_Task brief:_ Copy each line exactly.

Records from a dataset:
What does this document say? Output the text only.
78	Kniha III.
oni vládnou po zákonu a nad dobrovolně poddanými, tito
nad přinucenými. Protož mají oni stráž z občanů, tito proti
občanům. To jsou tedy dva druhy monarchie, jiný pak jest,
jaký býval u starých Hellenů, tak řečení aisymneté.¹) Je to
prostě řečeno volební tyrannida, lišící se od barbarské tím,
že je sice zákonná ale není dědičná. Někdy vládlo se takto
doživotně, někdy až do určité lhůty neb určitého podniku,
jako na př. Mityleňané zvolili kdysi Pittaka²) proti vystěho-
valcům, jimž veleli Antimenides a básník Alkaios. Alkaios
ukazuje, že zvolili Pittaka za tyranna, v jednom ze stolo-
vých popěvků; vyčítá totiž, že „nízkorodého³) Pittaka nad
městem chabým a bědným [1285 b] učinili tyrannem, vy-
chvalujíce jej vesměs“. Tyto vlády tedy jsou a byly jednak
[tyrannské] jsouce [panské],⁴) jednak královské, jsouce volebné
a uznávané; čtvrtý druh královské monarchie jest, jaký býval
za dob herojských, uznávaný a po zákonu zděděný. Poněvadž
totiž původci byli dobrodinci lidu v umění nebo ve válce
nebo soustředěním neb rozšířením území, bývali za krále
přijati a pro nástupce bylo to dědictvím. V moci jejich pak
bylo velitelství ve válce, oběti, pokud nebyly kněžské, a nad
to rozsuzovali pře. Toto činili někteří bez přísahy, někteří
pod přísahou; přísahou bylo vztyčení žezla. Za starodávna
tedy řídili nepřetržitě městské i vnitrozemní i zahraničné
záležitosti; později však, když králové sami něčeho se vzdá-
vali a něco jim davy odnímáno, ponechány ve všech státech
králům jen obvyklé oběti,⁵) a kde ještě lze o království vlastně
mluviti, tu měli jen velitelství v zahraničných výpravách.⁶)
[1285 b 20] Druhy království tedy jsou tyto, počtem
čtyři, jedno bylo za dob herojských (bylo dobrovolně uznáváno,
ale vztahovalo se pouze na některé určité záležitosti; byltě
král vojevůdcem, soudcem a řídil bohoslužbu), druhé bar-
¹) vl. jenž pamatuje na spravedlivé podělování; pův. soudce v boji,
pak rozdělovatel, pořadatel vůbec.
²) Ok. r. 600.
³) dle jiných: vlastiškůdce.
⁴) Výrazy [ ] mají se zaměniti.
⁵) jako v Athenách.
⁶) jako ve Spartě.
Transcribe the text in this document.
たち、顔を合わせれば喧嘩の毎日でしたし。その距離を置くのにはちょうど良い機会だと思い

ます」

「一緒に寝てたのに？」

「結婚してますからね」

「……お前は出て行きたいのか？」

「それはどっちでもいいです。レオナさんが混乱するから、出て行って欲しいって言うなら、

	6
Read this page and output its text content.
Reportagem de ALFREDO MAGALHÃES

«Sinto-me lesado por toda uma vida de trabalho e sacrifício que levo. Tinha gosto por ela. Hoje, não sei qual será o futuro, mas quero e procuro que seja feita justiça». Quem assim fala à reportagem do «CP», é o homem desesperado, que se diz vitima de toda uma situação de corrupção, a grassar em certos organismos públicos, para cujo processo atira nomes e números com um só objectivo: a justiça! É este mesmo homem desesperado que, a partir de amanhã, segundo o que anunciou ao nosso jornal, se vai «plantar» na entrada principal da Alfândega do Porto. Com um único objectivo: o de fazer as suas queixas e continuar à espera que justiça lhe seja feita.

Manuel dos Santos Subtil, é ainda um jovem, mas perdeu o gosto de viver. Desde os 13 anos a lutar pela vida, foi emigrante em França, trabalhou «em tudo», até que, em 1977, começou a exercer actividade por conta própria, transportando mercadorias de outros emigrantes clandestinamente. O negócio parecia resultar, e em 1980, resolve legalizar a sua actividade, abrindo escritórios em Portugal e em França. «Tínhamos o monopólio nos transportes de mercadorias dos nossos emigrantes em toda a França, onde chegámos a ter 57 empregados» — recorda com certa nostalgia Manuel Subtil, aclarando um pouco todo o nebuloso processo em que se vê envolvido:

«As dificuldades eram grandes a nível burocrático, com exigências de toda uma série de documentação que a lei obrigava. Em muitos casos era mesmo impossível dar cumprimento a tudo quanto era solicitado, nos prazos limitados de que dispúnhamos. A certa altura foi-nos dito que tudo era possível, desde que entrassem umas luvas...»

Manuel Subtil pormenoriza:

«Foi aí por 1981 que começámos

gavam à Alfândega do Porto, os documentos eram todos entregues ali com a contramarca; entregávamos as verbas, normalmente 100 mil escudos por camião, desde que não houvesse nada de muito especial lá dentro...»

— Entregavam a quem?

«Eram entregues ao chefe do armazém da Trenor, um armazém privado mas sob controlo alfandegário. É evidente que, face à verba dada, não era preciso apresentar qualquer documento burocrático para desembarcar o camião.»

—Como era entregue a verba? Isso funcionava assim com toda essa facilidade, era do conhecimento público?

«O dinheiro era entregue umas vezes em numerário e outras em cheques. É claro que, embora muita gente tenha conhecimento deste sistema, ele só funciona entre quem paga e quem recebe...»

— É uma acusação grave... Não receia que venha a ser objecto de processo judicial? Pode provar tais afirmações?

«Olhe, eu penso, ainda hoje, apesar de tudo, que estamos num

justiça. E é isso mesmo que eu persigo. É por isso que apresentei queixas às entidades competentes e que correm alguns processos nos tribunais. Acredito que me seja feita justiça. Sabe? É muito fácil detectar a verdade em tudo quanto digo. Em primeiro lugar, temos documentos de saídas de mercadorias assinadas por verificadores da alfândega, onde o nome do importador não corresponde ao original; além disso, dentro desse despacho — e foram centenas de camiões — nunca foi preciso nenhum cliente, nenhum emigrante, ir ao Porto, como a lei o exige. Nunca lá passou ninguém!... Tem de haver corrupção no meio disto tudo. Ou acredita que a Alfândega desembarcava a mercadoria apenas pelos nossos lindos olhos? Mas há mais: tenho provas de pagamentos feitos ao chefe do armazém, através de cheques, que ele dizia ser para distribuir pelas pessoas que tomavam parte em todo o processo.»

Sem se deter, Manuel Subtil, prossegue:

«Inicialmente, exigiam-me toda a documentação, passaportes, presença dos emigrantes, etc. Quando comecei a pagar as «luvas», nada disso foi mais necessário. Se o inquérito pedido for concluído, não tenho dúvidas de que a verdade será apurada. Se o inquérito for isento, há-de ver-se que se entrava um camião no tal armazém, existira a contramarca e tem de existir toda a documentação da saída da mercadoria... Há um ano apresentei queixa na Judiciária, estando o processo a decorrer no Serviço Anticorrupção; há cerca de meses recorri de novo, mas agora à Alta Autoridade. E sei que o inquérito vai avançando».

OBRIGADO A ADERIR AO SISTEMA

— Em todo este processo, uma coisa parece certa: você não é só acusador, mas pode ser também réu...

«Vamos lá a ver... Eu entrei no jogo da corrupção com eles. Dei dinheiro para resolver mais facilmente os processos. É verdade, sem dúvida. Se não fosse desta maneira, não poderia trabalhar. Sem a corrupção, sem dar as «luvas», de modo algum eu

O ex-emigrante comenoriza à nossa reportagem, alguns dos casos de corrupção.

_Worked answer:_
What does this document say? Output the text only.
78	Kniha III.
oni vládnou po zákonu a nad dobrovolně poddanými, tito
nad přinucenými. Protož mají oni stráž z občanů, tito proti
občanům. To jsou tedy dva druhy monarchie, jiný pak jest,
jaký býval u starých Hellenů, tak řečení aisymneté.¹) Je to
prostě řečeno volební tyrannida, lišící se od barbarské tím,
že je sice zákonná ale není dědičná. Někdy vládlo se takto
doživotně, někdy až do určité lhůty neb určitého podniku,
jako na př. Mityleňané zvolili kdysi Pittaka²) proti vystěho-
valcům, jimž veleli Antimenides a básník Alkaios. Alkaios
ukazuje, že zvolili Pittaka za tyranna, v jednom ze stolo-
vých popěvků; vyčítá totiž, že „nízkorodého³) Pittaka nad
městem chabým a bědným [1285 b] učinili tyrannem, vy-
chvalujíce jej vesměs“. Tyto vlády tedy jsou a byly jednak
[tyrannské] jsouce [panské],⁴) jednak královské, jsouce volebné
a uznávané; čtvrtý druh královské monarchie jest, jaký býval
za dob herojských, uznávaný a po zákonu zděděný. Poněvadž
totiž původci byli dobrodinci lidu v umění nebo ve válce
nebo soustředěním neb rozšířením území, bývali za krále
přijati a pro nástupce bylo to dědictvím. V moci jejich pak
bylo velitelství ve válce, oběti, pokud nebyly kněžské, a nad
to rozsuzovali pře. Toto činili někteří bez přísahy, někteří
pod přísahou; přísahou bylo vztyčení žezla. Za starodávna
tedy řídili nepřetržitě městské i vnitrozemní i zahraničné
záležitosti; později však, když králové sami něčeho se vzdá-
vali a něco jim davy odnímáno, ponechány ve všech státech
králům jen obvyklé oběti,⁵) a kde ještě lze o království vlastně
mluviti, tu měli jen velitelství v zahraničných výpravách.⁶)
[1285 b 20] Druhy království tedy jsou tyto, počtem
čtyři, jedno bylo za dob herojských (bylo dobrovolně uznáváno,
ale vztahovalo se pouze na některé určité záležitosti; byltě
král vojevůdcem, soudcem a řídil bohoslužbu), druhé bar-
¹) vl. jenž pamatuje na spravedlivé podělování; pův. soudce v boji,
pak rozdělovatel, pořadatel vůbec.
²) Ok. r. 600.
³) dle jiných: vlastiškůdce.
⁴) Výrazy [ ] mají se zaměniti.
⁵) jako v Athenách.
⁶) jako ve Spartě.
Transcribe the text in this document.
たち、顔を合わせれば喧嘩の毎日でしたし。その距離を置くのにはちょうど良い機会だと思い

ます」

「一緒に寝てたのに？」

「結婚してますからね」

「……お前は出て行きたいのか？」

「それはどっちでもいいです。レオナさんが混乱するから、出て行って欲しいって言うなら、

	6
Read this page and output its text content.
Reportagem de ALFREDO MAGALHÃES

«Sinto-me lesado por toda uma vida de trabalho e sacrifício que levo. Tinha gosto por ela. Hoje, não sei qual será o futuro, mas quero e procuro que seja feita justiça». Quem assim fala à reportagem do «CP», é o homem desesperado, que se diz vitima de toda uma situação de corrupção, a grassar em certos organismos públicos, para cujo processo atira nomes e números com um só objectivo: a justiça! É este mesmo homem desesperado que, a partir de amanhã, segundo o que anunciou ao nosso jornal, se vai «plantar» na entrada principal da Alfândega do Porto. Com um único objectivo: o de fazer as suas queixas e continuar à espera que justiça lhe seja feita.

Manuel dos Santos Subtil, é ainda um jovem, mas perdeu o gosto de viver. Desde os 13 anos a lutar pela vida, foi emigrante em França, trabalhou «em tudo», até que, em 1977, começou a exercer actividade por conta própria, transportando mercadorias de outros emigrantes clandestinamente. O negócio parecia resultar, e em 1980, resolve legalizar a sua actividade, abrindo escritórios em Portugal e em França. «Tínhamos o monopólio nos transportes de mercadorias dos nossos emigrantes em toda a França, onde chegámos a ter 57 empregados» — recorda com certa nostalgia Manuel Subtil, aclarando um pouco todo o nebuloso processo em que se vê envolvido:

«As dificuldades eram grandes a nível burocrático, com exigências de toda uma série de documentação que a lei obrigava. Em muitos casos era mesmo impossível dar cumprimento a tudo quanto era solicitado, nos prazos limitados de que dispúnhamos. A certa altura foi-nos dito que tudo era possível, desde que entrassem umas luvas...»

Manuel Subtil pormenoriza:

«Foi aí por 1981 que começámos

gavam à Alfândega do Porto, os documentos eram todos entregues ali com a contramarca; entregávamos as verbas, normalmente 100 mil escudos por camião, desde que não houvesse nada de muito especial lá dentro...»

— Entregavam a quem?

«Eram entregues ao chefe do armazém da Trenor, um armazém privado mas sob controlo alfandegário. É evidente que, face à verba dada, não era preciso apresentar qualquer documento burocrático para desembarcar o camião.»

—Como era entregue a verba? Isso funcionava assim com toda essa facilidade, era do conhecimento público?

«O dinheiro era entregue umas vezes em numerário e outras em cheques. É claro que, embora muita gente tenha conhecimento deste sistema, ele só funciona entre quem paga e quem recebe...»

— É uma acusação grave... Não receia que venha a ser objecto de processo judicial? Pode provar tais afirmações?

«Olhe, eu penso, ainda hoje, apesar de tudo, que estamos num

justiça. E é isso mesmo que eu persigo. É por isso que apresentei queixas às entidades competentes e que correm alguns processos nos tribunais. Acredito que me seja feita justiça. Sabe? É muito fácil detectar a verdade em tudo quanto digo. Em primeiro lugar, temos documentos de saídas de mercadorias assinadas por verificadores da alfândega, onde o nome do importador não corresponde ao original; além disso, dentro desse despacho — e foram centenas de camiões — nunca foi preciso nenhum cliente, nenhum emigrante, ir ao Porto, como a lei o exige. Nunca lá passou ninguém!... Tem de haver corrupção no meio disto tudo. Ou acredita que a Alfândega desembarcava a mercadoria apenas pelos nossos lindos olhos? Mas há mais: tenho provas de pagamentos feitos ao chefe do armazém, através de cheques, que ele dizia ser para distribuir pelas pessoas que tomavam parte em todo o processo.»

Sem se deter, Manuel Subtil, prossegue:

«Inicialmente, exigiam-me toda a documentação, passaportes, presença dos emigrantes, etc. Quando comecei a pagar as «luvas», nada disso foi mais necessário. Se o inquérito pedido for concluído, não tenho dúvidas de que a verdade será apurada. Se o inquérito for isento, há-de ver-se que se entrava um camião no tal armazém, existira a contramarca e tem de existir toda a documentação da saída da mercadoria... Há um ano apresentei queixa na Judiciária, estando o processo a decorrer no Serviço Anticorrupção; há cerca de meses recorri de novo, mas agora à Alta Autoridade. E sei que o inquérito vai avançando».

OBRIGADO A ADERIR AO SISTEMA

— Em todo este processo, uma coisa parece certa: você não é só acusador, mas pode ser também réu...

«Vamos lá a ver... Eu entrei no jogo da corrupção com eles. Dei dinheiro para resolver mais facilmente os processos. É verdade, sem dúvida. Se não fosse desta maneira, não poderia trabalhar. Sem a corrupção, sem dar as «luvas», de modo algum eu

O ex-emigrante comenoriza à nossa reportagem, alguns dos casos de corrupção.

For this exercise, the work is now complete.